Instructions for the task - Extract all of the data and reproduce it precisely.

Listed records -
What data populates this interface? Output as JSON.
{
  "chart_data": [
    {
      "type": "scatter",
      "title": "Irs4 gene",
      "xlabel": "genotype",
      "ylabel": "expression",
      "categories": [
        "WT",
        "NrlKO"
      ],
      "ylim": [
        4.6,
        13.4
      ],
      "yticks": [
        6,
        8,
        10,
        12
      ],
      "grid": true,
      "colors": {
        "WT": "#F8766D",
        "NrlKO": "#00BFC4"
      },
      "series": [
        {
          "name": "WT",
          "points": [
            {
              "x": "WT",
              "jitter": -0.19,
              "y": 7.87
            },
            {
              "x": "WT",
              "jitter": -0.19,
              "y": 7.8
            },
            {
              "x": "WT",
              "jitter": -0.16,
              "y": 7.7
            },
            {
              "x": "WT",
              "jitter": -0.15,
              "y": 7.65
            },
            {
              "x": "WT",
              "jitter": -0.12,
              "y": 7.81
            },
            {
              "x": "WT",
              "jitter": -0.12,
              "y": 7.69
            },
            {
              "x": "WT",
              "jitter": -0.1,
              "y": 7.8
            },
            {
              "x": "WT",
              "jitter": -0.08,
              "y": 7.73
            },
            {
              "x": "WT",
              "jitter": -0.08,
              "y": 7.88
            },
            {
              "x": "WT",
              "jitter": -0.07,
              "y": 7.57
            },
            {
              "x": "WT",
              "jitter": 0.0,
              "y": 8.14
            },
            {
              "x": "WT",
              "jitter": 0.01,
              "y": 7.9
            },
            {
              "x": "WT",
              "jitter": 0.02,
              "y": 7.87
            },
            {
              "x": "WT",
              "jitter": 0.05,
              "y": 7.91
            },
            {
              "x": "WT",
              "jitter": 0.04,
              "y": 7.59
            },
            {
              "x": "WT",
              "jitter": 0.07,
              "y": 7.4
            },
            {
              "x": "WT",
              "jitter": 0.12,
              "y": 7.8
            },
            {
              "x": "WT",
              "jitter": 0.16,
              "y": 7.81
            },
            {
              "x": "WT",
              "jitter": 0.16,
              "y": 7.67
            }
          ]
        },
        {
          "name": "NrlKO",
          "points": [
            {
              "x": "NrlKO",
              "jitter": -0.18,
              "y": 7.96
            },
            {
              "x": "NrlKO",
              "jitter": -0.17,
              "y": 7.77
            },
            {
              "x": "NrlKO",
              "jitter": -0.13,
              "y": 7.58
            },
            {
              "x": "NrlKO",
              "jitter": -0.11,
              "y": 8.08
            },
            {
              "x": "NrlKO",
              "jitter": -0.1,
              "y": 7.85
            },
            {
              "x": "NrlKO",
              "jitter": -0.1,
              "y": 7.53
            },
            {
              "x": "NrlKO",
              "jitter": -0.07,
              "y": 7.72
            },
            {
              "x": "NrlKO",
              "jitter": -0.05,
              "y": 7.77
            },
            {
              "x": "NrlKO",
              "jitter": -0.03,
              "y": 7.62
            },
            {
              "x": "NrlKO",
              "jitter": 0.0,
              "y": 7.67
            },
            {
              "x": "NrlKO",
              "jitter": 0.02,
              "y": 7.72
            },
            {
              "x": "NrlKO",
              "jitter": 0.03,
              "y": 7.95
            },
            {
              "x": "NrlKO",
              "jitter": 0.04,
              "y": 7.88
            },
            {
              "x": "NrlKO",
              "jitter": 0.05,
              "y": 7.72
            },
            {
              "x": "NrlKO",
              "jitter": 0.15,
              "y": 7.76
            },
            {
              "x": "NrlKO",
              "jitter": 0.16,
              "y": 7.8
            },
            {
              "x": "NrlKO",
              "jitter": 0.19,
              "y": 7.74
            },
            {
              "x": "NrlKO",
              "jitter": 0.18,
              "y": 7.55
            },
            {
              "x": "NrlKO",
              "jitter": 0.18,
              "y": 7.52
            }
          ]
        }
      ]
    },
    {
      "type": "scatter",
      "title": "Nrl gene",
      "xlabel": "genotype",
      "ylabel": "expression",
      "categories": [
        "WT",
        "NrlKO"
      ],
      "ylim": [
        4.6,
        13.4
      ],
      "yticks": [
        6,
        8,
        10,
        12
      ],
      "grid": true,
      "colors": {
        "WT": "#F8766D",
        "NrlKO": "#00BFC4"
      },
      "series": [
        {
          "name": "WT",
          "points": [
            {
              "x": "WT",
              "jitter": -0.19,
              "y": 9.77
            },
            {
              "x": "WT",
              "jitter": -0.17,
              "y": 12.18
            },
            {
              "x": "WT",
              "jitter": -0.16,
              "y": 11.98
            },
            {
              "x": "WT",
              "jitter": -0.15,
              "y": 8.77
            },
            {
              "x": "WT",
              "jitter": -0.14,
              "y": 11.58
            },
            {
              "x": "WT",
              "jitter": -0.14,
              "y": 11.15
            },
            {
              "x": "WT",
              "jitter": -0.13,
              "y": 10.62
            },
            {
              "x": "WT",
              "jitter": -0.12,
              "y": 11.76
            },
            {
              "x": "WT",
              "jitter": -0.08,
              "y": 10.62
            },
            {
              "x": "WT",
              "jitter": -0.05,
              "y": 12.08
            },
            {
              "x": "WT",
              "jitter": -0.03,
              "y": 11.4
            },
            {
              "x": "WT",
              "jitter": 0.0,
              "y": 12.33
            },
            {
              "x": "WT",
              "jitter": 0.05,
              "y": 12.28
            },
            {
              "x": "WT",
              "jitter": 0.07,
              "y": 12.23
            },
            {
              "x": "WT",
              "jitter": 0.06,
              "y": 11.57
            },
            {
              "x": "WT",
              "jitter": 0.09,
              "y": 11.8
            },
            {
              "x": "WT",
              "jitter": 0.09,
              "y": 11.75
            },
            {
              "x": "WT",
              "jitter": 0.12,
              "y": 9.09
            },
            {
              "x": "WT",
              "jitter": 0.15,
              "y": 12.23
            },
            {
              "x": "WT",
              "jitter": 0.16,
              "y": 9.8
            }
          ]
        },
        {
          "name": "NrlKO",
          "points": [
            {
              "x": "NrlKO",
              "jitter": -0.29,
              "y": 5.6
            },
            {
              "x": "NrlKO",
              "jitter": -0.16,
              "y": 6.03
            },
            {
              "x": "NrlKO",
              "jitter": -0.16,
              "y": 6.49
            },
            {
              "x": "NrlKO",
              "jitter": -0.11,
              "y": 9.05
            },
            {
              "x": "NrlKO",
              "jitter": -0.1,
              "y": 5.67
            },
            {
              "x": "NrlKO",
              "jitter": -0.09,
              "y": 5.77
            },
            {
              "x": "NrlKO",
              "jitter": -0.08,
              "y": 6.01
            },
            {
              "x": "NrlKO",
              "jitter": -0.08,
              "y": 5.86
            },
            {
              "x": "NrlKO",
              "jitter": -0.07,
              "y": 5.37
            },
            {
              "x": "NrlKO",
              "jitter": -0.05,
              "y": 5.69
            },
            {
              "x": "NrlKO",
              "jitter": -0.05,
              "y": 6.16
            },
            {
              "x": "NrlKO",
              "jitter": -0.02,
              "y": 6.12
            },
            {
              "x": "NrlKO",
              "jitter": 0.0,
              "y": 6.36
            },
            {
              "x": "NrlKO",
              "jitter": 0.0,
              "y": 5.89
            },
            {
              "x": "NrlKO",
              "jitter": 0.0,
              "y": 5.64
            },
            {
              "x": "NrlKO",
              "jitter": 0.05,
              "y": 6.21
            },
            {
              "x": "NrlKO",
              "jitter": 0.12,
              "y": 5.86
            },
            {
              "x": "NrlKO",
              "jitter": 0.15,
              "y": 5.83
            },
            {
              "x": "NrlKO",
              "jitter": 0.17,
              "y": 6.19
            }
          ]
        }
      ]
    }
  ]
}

Completed exercise -
What data populates this interface? Output as JSON.
{
  "chart_data": [
    {
      "type": "scatter",
      "title": "Irs4 gene",
      "xlabel": "genotype",
      "ylabel": "expression",
      "categories": [
        "WT",
        "NrlKO"
      ],
      "ylim": [
        4.6,
        13.4
      ],
      "yticks": [
        6,
        8,
        10,
        12
      ],
      "grid": true,
      "colors": {
        "WT": "#F8766D",
        "NrlKO": "#00BFC4"
      },
      "series": [
        {
          "name": "WT",
          "points": [
            {
              "x": "WT",
              "jitter": -0.19,
              "y": 7.87
            },
            {
              "x": "WT",
              "jitter": -0.19,
              "y": 7.8
            },
            {
              "x": "WT",
              "jitter": -0.16,
              "y": 7.7
            },
            {
              "x": "WT",
              "jitter": -0.15,
              "y": 7.65
            },
            {
              "x": "WT",
              "jitter": -0.12,
              "y": 7.81
            },
            {
              "x": "WT",
              "jitter": -0.12,
              "y": 7.69
            },
            {
              "x": "WT",
              "jitter": -0.1,
              "y": 7.8
            },
            {
              "x": "WT",
              "jitter": -0.08,
              "y": 7.73
            },
            {
              "x": "WT",
              "jitter": -0.08,
              "y": 7.88
            },
            {
              "x": "WT",
              "jitter": -0.07,
              "y": 7.57
            },
            {
              "x": "WT",
              "jitter": 0.0,
              "y": 8.14
            },
            {
              "x": "WT",
              "jitter": 0.01,
              "y": 7.9
            },
            {
              "x": "WT",
              "jitter": 0.02,
              "y": 7.87
            },
            {
              "x": "WT",
              "jitter": 0.05,
              "y": 7.91
            },
            {
              "x": "WT",
              "jitter": 0.04,
              "y": 7.59
            },
            {
              "x": "WT",
              "jitter": 0.07,
              "y": 7.4
            },
            {
              "x": "WT",
              "jitter": 0.12,
              "y": 7.8
            },
            {
              "x": "WT",
              "jitter": 0.16,
              "y": 7.81
            },
            {
              "x": "WT",
              "jitter": 0.16,
              "y": 7.67
            }
          ]
        },
        {
          "name": "NrlKO",
          "points": [
            {
              "x": "NrlKO",
              "jitter": -0.18,
              "y": 7.96
            },
            {
              "x": "NrlKO",
              "jitter": -0.17,
              "y": 7.77
            },
            {
              "x": "NrlKO",
              "jitter": -0.13,
              "y": 7.58
            },
            {
              "x": "NrlKO",
              "jitter": -0.11,
              "y": 8.08
            },
            {
              "x": "NrlKO",
              "jitter": -0.1,
              "y": 7.85
            },
            {
              "x": "NrlKO",
              "jitter": -0.1,
              "y": 7.53
            },
            {
              "x": "NrlKO",
              "jitter": -0.07,
              "y": 7.72
            },
            {
              "x": "NrlKO",
              "jitter": -0.05,
              "y": 7.77
            },
            {
              "x": "NrlKO",
              "jitter": -0.03,
              "y": 7.62
            },
            {
              "x": "NrlKO",
              "jitter": 0.0,
              "y": 7.67
            },
            {
              "x": "NrlKO",
              "jitter": 0.02,
              "y": 7.72
            },
            {
              "x": "NrlKO",
              "jitter": 0.03,
              "y": 7.95
            },
            {
              "x": "NrlKO",
              "jitter": 0.04,
              "y": 7.88
            },
            {
              "x": "NrlKO",
              "jitter": 0.05,
              "y": 7.72
            },
            {
              "x": "NrlKO",
              "jitter": 0.15,
              "y": 7.76
            },
            {
              "x": "NrlKO",
              "jitter": 0.16,
              "y": 7.8
            },
            {
              "x": "NrlKO",
              "jitter": 0.19,
              "y": 7.74
            },
            {
              "x": "NrlKO",
              "jitter": 0.18,
              "y": 7.55
            },
            {
              "x": "NrlKO",
              "jitter": 0.18,
              "y": 7.52
            }
          ]
        }
      ]
    },
    {
      "type": "scatter",
      "title": "Nrl gene",
      "xlabel": "genotype",
      "ylabel": "expression",
      "categories": [
        "WT",
        "NrlKO"
      ],
      "ylim": [
        4.6,
        13.4
      ],
      "yticks": [
        6,
        8,
        10,
        12
      ],
      "grid": true,
      "colors": {
        "WT": "#F8766D",
        "NrlKO": "#00BFC4"
      },
      "series": [
        {
          "name": "WT",
          "points": [
            {
              "x": "WT",
              "jitter": -0.19,
              "y": 9.77
            },
            {
              "x": "WT",
              "jitter": -0.17,
              "y": 12.18
            },
            {
              "x": "WT",
              "jitter": -0.16,
              "y": 11.98
            },
            {
              "x": "WT",
              "jitter": -0.15,
              "y": 8.77
            },
            {
              "x": "WT",
              "jitter": -0.14,
              "y": 11.58
            },
            {
              "x": "WT",
              "jitter": -0.14,
              "y": 11.15
            },
            {
              "x": "WT",
              "jitter": -0.13,
              "y": 10.62
            },
            {
              "x": "WT",
              "jitter": -0.12,
              "y": 11.76
            },
            {
              "x": "WT",
              "jitter": -0.08,
              "y": 10.62
            },
            {
              "x": "WT",
              "jitter": -0.05,
              "y": 12.08
            },
            {
              "x": "WT",
              "jitter": -0.03,
              "y": 11.4
            },
            {
              "x": "WT",
              "jitter": 0.0,
              "y": 12.33
            },
            {
              "x": "WT",
              "jitter": 0.05,
              "y": 12.28
            },
            {
              "x": "WT",
              "jitter": 0.07,
              "y": 12.23
            },
            {
              "x": "WT",
              "jitter": 0.06,
              "y": 11.57
            },
            {
              "x": "WT",
              "jitter": 0.09,
              "y": 11.8
            },
            {
              "x": "WT",
              "jitter": 0.09,
              "y": 11.75
            },
            {
              "x": "WT",
              "jitter": 0.12,
              "y": 9.09
            },
            {
              "x": "WT",
              "jitter": 0.15,
              "y": 12.23
            },
            {
              "x": "WT",
              "jitter": 0.16,
              "y": 9.8
            }
          ]
        },
        {
          "name": "NrlKO",
          "points": [
            {
              "x": "NrlKO",
              "jitter": -0.29,
              "y": 5.6
            },
            {
              "x": "NrlKO",
              "jitter": -0.16,
              "y": 6.03
            },
            {
              "x": "NrlKO",
              "jitter": -0.16,
              "y": 6.49
            },
            {
              "x": "NrlKO",
              "jitter": -0.11,
              "y": 9.05
            },
            {
              "x": "NrlKO",
              "jitter": -0.1,
              "y": 5.67
            },
            {
              "x": "NrlKO",
              "jitter": -0.09,
              "y": 5.77
            },
            {
              "x": "NrlKO",
              "jitter": -0.08,
              "y": 6.01
            },
            {
              "x": "NrlKO",
              "jitter": -0.08,
              "y": 5.86
            },
            {
              "x": "NrlKO",
              "jitter": -0.07,
              "y": 5.37
            },
            {
              "x": "NrlKO",
              "jitter": -0.05,
              "y": 5.69
            },
            {
              "x": "NrlKO",
              "jitter": -0.05,
              "y": 6.16
            },
            {
              "x": "NrlKO",
              "jitter": -0.02,
              "y": 6.12
            },
            {
              "x": "NrlKO",
              "jitter": 0.0,
              "y": 6.36
            },
            {
              "x": "NrlKO",
              "jitter": 0.0,
              "y": 5.89
            },
            {
              "x": "NrlKO",
              "jitter": 0.0,
              "y": 5.64
            },
            {
              "x": "NrlKO",
              "jitter": 0.05,
              "y": 6.21
            },
            {
              "x": "NrlKO",
              "jitter": 0.12,
              "y": 5.86
            },
            {
              "x": "NrlKO",
              "jitter": 0.15,
              "y": 5.83
            },
            {
              "x": "NrlKO",
              "jitter": 0.17,
              "y": 6.19
            }
          ]
        }
      ]
    }
  ]
}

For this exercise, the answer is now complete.